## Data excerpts
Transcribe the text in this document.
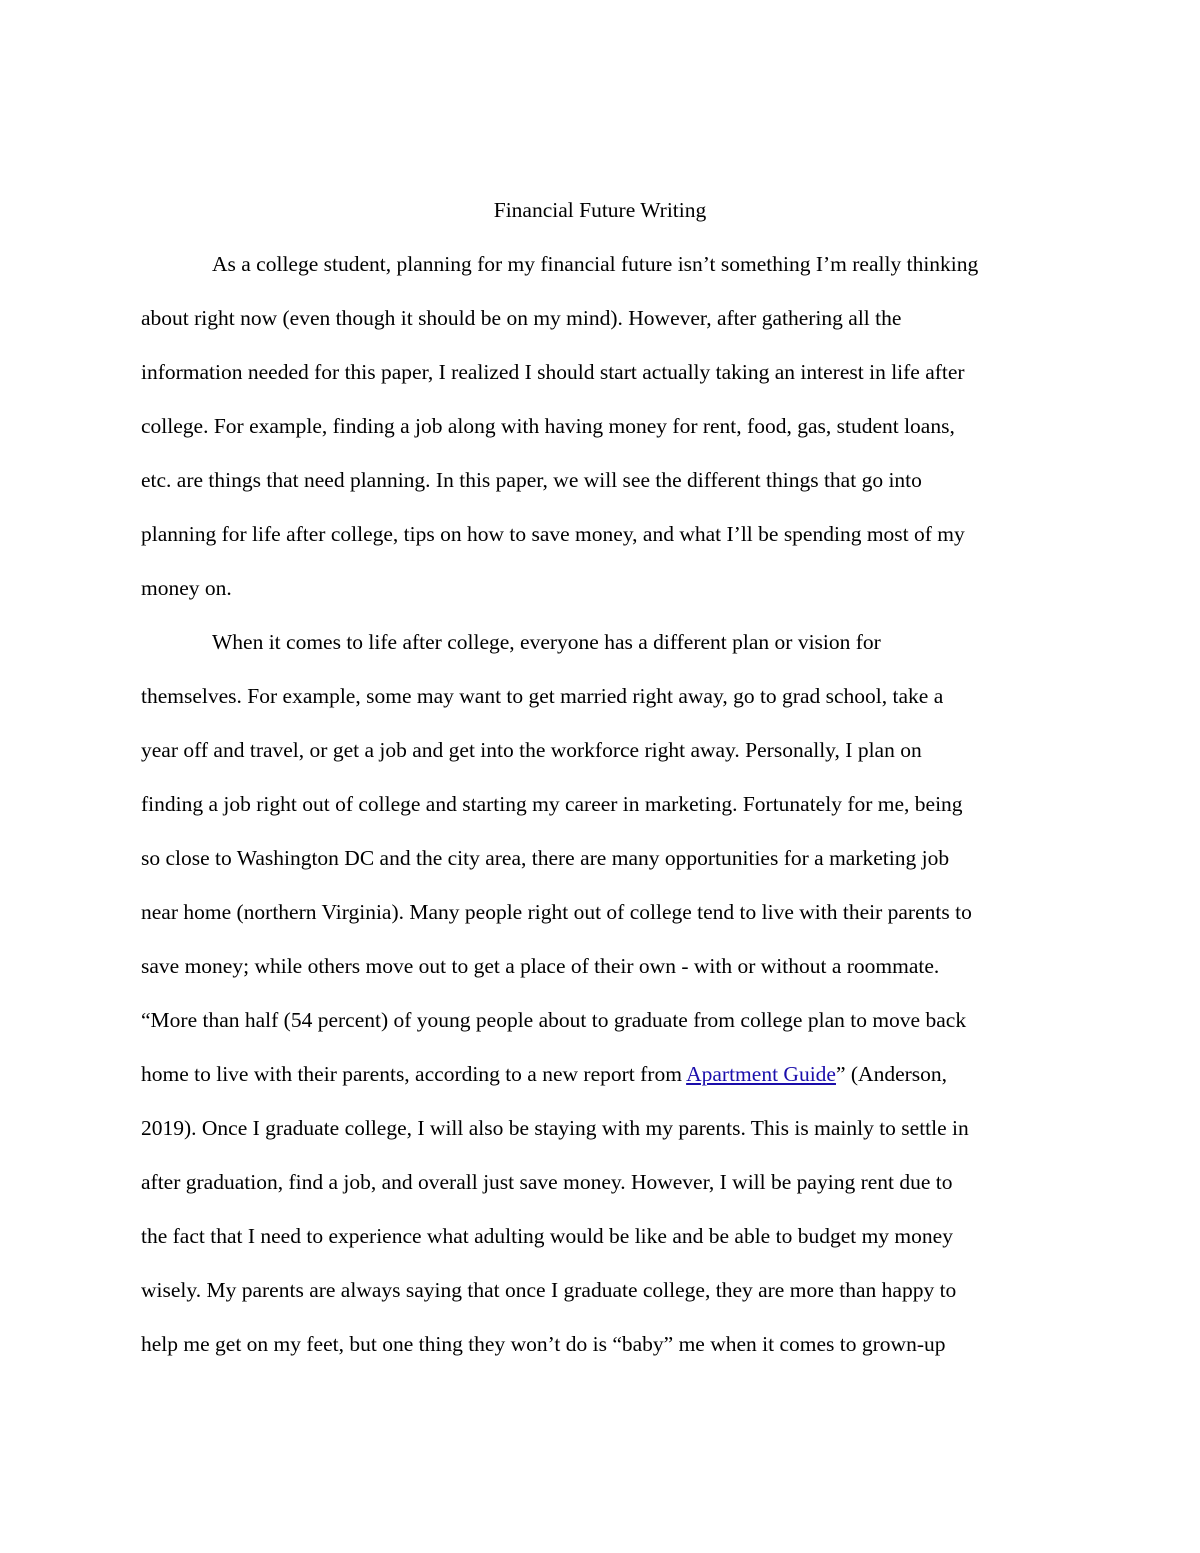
Financial Future Writing

As a college student, planning for my financial future isn’t something I’m really thinking

about right now (even though it should be on my mind). However, after gathering all the

information needed for this paper, I realized I should start actually taking an interest in life after

college. For example, finding a job along with having money for rent, food, gas, student loans,

etc. are things that need planning. In this paper, we will see the different things that go into

planning for life after college, tips on how to save money, and what I’ll be spending most of my

money on.

When it comes to life after college, everyone has a different plan or vision for

themselves. For example, some may want to get married right away, go to grad school, take a

year off and travel, or get a job and get into the workforce right away. Personally, I plan on

finding a job right out of college and starting my career in marketing. Fortunately for me, being

so close to Washington DC and the city area, there are many opportunities for a marketing job

near home (northern Virginia). Many people right out of college tend to live with their parents to

save money; while others move out to get a place of their own - with or without a roommate.

“More than half (54 percent) of young people about to graduate from college plan to move back

home to live with their parents, according to a new report from Apartment Guide” (Anderson,

2019). Once I graduate college, I will also be staying with my parents. This is mainly to settle in

after graduation, find a job, and overall just save money. However, I will be paying rent due to

the fact that I need to experience what adulting would be like and be able to budget my money

wisely. My parents are always saying that once I graduate college, they are more than happy to

help me get on my feet, but one thing they won’t do is “baby” me when it comes to grown-up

## Exercise
Leaving aside the images, write out the entries above word for word.

## Result of this task
Transcribe the text in this document.
Financial Future Writing

As a college student, planning for my financial future isn’t something I’m really thinking

about right now (even though it should be on my mind). However, after gathering all the

information needed for this paper, I realized I should start actually taking an interest in life after

college. For example, finding a job along with having money for rent, food, gas, student loans,

etc. are things that need planning. In this paper, we will see the different things that go into

planning for life after college, tips on how to save money, and what I’ll be spending most of my

money on.

When it comes to life after college, everyone has a different plan or vision for

themselves. For example, some may want to get married right away, go to grad school, take a

year off and travel, or get a job and get into the workforce right away. Personally, I plan on

finding a job right out of college and starting my career in marketing. Fortunately for me, being

so close to Washington DC and the city area, there are many opportunities for a marketing job

near home (northern Virginia). Many people right out of college tend to live with their parents to

save money; while others move out to get a place of their own - with or without a roommate.

“More than half (54 percent) of young people about to graduate from college plan to move back

home to live with their parents, according to a new report from Apartment Guide” (Anderson,

2019). Once I graduate college, I will also be staying with my parents. This is mainly to settle in

after graduation, find a job, and overall just save money. However, I will be paying rent due to

the fact that I need to experience what adulting would be like and be able to budget my money

wisely. My parents are always saying that once I graduate college, they are more than happy to

help me get on my feet, but one thing they won’t do is “baby” me when it comes to grown-up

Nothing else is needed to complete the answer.